begin

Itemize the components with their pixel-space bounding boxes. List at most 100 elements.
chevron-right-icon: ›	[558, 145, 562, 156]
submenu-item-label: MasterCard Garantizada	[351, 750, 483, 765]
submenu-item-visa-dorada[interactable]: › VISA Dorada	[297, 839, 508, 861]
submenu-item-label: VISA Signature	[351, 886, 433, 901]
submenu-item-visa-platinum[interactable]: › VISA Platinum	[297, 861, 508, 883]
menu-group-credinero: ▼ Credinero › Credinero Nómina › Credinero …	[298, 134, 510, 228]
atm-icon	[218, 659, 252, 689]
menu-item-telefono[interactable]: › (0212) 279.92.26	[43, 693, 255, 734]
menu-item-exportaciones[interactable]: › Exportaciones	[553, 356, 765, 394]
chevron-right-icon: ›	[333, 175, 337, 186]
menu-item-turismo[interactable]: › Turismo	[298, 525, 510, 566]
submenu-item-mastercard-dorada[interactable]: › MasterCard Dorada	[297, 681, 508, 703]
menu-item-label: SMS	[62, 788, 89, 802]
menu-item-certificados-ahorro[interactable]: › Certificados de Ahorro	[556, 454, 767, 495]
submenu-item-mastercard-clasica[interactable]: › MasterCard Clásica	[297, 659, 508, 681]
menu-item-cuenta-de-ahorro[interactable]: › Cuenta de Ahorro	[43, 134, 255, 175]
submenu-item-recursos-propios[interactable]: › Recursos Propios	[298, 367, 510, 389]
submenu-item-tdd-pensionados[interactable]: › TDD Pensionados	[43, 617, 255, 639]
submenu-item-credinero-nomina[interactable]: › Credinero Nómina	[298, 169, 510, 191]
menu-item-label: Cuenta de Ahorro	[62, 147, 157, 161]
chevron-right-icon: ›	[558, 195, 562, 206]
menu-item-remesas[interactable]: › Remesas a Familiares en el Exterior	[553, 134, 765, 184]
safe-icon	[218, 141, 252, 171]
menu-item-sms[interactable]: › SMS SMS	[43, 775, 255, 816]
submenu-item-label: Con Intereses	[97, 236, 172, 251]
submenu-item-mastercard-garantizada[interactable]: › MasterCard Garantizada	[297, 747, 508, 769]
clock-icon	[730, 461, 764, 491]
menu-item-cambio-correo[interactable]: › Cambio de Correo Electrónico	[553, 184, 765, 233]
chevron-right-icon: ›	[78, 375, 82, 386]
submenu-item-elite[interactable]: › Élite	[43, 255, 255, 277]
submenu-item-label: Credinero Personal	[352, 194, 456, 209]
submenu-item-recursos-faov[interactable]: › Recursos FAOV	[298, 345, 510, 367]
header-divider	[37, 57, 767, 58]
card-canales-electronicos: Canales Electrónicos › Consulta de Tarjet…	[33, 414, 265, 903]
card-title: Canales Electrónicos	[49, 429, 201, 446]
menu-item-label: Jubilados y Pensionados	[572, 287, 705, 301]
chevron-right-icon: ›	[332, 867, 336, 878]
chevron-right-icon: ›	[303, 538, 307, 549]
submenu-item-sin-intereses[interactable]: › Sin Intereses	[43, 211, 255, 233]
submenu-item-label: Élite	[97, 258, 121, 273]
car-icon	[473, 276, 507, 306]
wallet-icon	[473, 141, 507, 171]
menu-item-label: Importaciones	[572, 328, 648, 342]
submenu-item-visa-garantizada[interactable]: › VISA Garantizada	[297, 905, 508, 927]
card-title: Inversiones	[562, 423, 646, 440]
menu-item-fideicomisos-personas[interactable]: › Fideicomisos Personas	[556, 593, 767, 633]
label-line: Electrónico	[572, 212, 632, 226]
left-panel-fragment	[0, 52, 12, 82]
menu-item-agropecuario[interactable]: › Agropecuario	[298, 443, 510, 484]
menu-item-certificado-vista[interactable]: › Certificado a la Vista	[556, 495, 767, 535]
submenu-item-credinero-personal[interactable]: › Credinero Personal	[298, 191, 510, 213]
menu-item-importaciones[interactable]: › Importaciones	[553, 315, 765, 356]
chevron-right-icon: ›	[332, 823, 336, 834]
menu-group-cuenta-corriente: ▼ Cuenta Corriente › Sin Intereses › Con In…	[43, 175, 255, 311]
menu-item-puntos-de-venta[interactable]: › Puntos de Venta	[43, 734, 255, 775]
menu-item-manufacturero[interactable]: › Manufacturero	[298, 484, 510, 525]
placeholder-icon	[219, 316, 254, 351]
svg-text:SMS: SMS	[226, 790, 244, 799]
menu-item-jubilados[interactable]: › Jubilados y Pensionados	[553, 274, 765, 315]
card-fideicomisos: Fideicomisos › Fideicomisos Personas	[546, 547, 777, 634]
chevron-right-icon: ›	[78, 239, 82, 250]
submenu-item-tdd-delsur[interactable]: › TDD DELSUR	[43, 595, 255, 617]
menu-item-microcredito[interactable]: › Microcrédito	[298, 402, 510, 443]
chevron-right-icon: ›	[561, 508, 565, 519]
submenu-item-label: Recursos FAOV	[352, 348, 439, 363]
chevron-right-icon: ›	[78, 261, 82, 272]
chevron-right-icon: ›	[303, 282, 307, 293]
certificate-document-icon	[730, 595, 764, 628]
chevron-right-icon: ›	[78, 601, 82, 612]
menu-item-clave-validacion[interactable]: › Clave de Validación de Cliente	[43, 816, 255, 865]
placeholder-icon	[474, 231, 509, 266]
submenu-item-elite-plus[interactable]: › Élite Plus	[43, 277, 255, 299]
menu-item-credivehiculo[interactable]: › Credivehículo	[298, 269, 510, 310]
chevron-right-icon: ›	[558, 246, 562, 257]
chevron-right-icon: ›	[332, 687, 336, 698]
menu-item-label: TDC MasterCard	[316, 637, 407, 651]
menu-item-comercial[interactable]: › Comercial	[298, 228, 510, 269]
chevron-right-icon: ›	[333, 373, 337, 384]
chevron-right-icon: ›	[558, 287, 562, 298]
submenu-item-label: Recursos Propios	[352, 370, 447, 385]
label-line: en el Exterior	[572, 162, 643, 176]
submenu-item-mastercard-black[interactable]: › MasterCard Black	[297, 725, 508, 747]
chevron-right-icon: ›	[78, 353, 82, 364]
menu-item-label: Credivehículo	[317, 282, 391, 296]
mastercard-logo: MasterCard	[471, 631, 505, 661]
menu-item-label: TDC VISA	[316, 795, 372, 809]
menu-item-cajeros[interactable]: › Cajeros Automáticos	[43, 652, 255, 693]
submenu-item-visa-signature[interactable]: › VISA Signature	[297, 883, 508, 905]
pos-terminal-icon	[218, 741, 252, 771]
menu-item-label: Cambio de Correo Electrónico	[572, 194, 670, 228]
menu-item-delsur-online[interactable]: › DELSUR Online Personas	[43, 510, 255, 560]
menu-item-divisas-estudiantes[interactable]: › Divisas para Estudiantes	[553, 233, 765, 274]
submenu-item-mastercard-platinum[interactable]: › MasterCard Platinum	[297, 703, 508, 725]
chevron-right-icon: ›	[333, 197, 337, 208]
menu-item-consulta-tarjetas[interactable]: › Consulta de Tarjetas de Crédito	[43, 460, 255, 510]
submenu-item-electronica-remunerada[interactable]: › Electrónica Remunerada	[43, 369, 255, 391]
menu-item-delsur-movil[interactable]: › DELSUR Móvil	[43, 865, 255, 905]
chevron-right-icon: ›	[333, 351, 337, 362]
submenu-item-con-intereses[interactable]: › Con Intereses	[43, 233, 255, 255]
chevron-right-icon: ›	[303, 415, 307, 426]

end

§ **EXERCISE TASK**:
Please rewrite the stretch of data from the start through the line containing "submenu-item-visa-platinum[interactable]: › VISA", changing "Garantizada" to "Clásica" and leaving everything else the same.

§ **RESULT**:
Itemize the components with their pixel-space bounding boxes. List at most 100 elements.
chevron-right-icon: ›	[558, 145, 562, 156]
submenu-item-label: MasterCard Clásica	[351, 750, 483, 765]
submenu-item-visa-dorada[interactable]: › VISA Dorada	[297, 839, 508, 861]
submenu-item-label: VISA Signature	[351, 886, 433, 901]
submenu-item-visa-platinum[interactable]: › VISA Platinum	[297, 861, 508, 883]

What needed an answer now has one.